* [What is expected]:
In the records below, tally every line containing "вставок". Report only the total.
>> BEGIN Records shown
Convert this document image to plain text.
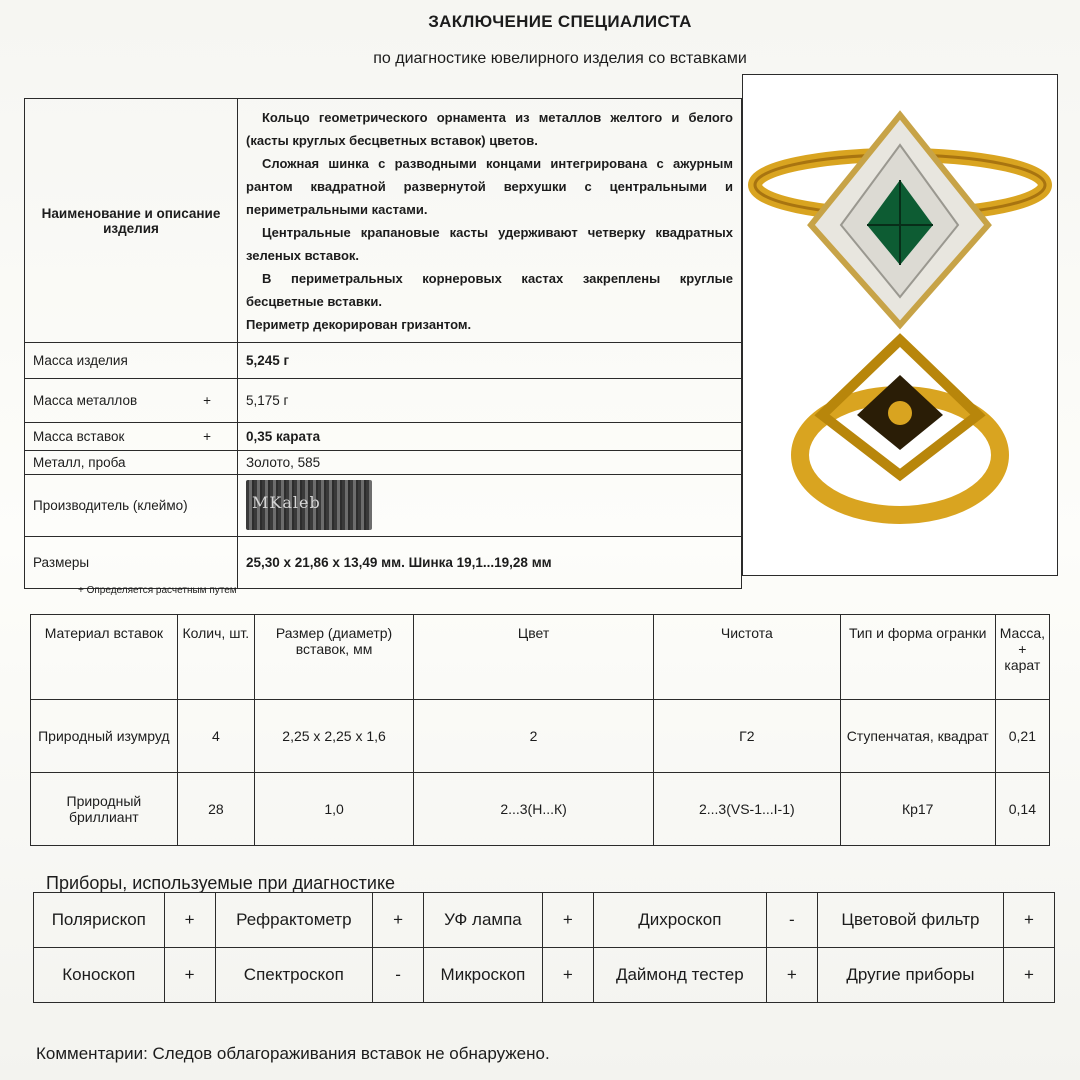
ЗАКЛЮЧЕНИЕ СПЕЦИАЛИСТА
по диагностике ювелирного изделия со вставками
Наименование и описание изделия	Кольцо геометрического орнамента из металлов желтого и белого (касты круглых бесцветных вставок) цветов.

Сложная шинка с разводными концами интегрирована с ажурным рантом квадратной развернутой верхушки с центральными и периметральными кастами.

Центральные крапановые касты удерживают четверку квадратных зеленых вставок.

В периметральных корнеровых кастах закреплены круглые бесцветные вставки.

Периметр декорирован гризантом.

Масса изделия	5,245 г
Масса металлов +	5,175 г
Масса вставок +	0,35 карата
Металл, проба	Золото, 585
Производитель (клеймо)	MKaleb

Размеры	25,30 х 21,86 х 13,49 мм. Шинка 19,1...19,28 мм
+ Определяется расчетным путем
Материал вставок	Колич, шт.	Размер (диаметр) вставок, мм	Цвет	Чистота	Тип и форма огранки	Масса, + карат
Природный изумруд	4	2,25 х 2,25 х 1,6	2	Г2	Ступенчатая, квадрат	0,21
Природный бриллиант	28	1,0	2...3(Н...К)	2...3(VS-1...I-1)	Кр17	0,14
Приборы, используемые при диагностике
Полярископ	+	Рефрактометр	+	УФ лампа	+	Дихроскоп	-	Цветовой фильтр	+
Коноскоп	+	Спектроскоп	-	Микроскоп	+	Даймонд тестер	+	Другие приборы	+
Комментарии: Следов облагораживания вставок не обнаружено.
>> END Records shown
>> BEGIN Records shown
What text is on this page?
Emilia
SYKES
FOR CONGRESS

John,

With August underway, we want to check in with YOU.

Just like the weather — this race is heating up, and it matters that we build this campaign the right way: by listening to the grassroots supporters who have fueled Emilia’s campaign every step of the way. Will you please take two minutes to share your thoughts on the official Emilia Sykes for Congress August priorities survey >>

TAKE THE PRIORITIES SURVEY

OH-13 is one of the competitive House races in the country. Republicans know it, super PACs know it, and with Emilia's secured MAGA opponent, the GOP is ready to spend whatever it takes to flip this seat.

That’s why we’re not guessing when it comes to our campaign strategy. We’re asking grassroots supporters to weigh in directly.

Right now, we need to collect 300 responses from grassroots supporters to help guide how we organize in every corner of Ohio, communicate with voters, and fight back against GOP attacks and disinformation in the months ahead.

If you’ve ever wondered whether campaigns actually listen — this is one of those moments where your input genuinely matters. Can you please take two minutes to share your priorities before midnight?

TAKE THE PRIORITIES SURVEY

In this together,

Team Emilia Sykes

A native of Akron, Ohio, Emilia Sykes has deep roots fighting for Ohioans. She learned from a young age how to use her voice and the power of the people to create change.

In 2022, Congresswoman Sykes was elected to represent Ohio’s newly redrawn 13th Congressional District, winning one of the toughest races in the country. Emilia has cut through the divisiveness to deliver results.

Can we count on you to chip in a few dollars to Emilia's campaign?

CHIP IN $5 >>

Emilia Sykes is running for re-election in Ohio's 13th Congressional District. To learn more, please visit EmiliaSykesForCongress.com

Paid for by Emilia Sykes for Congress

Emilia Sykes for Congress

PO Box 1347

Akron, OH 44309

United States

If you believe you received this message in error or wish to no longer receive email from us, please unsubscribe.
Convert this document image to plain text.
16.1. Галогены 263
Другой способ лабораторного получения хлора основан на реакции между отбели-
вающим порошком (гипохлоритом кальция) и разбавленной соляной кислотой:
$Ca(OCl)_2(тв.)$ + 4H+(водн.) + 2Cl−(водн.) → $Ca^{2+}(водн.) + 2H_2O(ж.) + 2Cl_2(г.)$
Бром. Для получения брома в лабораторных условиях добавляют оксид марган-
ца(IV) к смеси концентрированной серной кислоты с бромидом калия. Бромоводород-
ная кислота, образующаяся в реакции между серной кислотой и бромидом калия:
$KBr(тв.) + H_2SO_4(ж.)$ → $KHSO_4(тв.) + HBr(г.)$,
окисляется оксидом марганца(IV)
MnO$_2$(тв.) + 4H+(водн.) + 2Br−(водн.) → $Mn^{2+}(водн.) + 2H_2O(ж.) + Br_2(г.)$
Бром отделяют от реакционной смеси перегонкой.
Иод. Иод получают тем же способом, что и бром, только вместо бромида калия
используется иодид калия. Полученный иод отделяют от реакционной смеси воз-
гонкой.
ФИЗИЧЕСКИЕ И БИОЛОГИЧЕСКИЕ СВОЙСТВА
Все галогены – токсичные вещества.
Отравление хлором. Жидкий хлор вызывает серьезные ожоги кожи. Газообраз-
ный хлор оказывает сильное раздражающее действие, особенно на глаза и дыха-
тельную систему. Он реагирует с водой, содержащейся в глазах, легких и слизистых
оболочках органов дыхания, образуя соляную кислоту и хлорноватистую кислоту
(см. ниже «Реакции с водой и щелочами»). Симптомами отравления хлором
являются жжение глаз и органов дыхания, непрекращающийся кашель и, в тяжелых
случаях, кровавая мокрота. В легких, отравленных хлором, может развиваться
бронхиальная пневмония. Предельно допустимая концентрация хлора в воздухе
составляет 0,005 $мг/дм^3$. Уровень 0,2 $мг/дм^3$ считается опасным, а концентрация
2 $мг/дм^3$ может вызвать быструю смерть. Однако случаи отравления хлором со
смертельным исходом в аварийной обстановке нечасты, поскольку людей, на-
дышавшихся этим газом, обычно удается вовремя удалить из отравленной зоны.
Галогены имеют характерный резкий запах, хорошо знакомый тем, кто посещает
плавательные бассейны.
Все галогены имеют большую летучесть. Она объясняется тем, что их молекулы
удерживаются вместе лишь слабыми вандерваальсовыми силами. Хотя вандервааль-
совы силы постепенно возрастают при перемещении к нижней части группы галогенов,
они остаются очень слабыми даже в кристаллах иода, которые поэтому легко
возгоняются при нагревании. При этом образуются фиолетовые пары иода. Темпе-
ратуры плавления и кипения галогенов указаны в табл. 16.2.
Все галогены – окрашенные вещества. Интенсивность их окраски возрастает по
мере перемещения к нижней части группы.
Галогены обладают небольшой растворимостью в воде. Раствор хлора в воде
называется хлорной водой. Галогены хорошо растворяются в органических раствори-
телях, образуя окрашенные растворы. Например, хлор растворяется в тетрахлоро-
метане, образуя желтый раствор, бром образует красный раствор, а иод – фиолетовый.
>> END Records shown
>> BEGIN Records shown
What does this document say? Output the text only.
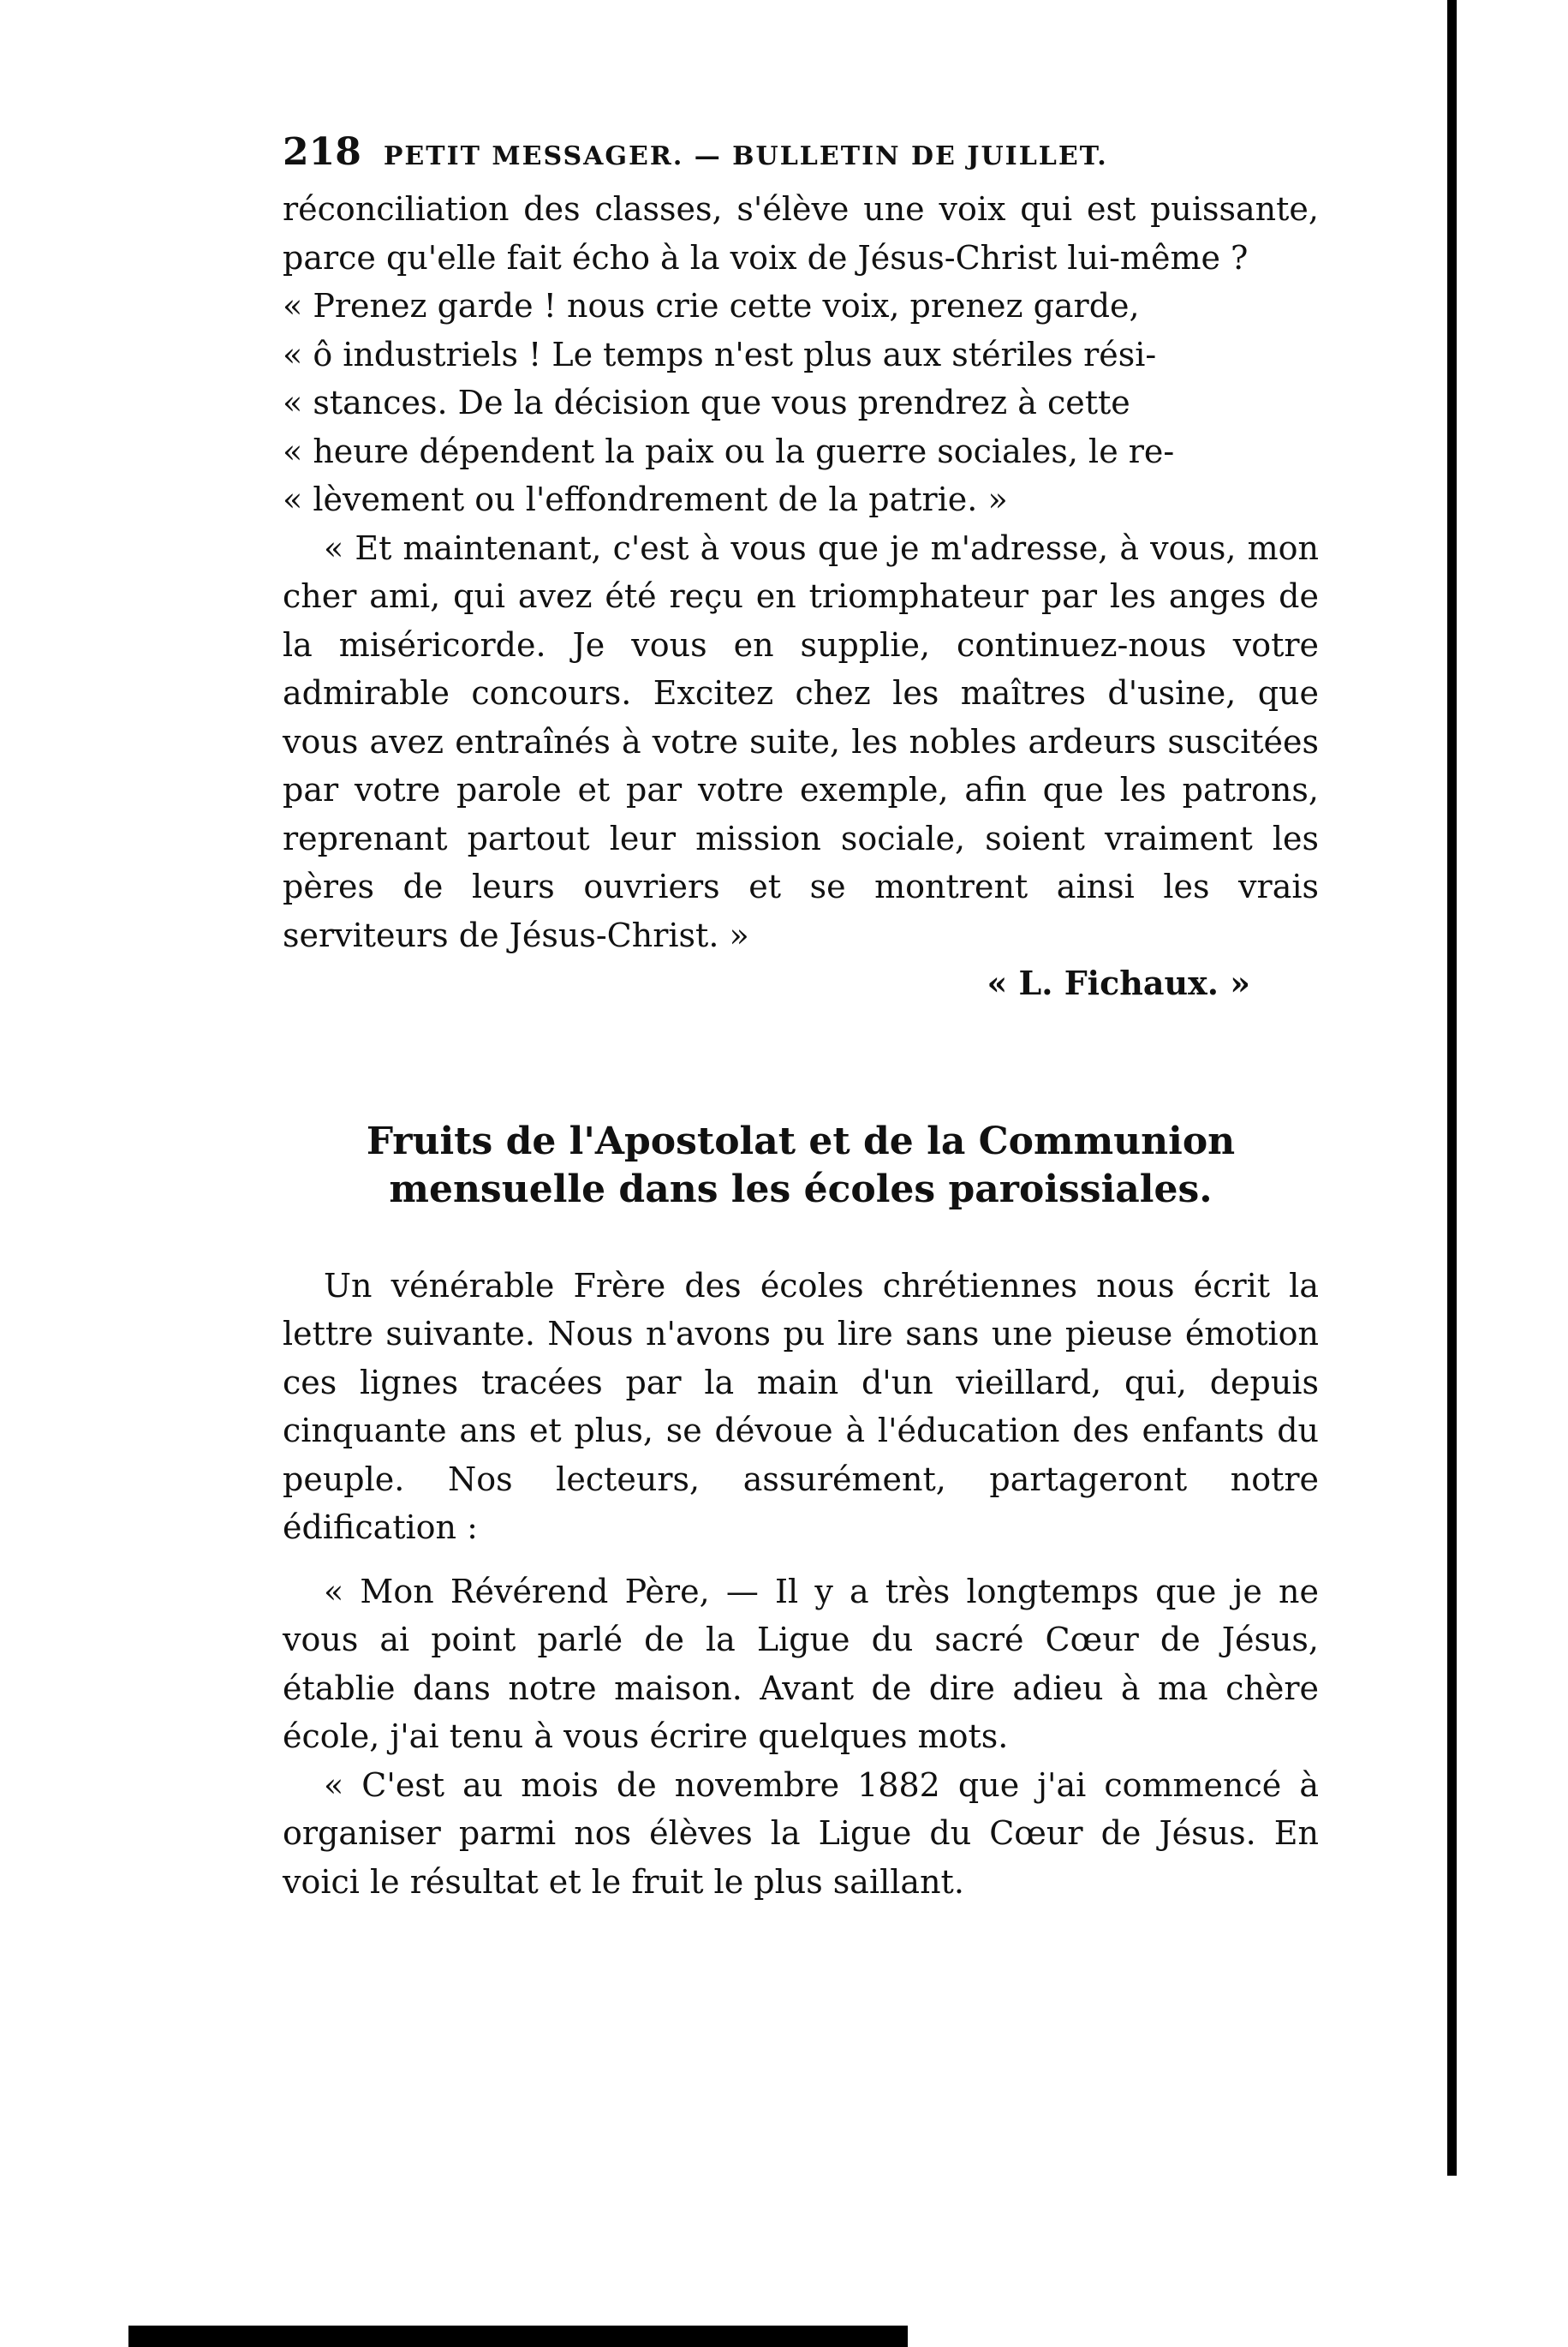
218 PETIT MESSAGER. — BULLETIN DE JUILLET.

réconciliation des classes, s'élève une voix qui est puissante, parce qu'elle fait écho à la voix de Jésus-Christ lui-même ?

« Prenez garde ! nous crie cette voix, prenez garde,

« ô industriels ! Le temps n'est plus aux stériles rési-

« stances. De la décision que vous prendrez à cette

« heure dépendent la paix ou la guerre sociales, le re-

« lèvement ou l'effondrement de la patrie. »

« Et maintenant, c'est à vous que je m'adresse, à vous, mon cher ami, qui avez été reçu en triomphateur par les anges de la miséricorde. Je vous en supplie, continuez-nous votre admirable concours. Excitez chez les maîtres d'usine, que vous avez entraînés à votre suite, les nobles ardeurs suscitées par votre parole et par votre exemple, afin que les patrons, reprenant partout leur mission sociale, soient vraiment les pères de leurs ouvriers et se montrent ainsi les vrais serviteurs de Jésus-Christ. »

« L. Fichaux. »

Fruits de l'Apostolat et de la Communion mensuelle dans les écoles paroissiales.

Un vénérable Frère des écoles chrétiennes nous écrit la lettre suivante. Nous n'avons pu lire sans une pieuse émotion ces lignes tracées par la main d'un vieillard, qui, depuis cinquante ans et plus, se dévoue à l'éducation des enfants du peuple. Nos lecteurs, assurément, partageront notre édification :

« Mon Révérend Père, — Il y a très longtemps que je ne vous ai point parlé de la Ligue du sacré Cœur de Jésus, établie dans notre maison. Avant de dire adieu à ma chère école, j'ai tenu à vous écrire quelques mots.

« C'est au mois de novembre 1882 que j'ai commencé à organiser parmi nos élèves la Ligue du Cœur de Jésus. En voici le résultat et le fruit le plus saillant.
>> END Records shown
* [Expected answer]:
5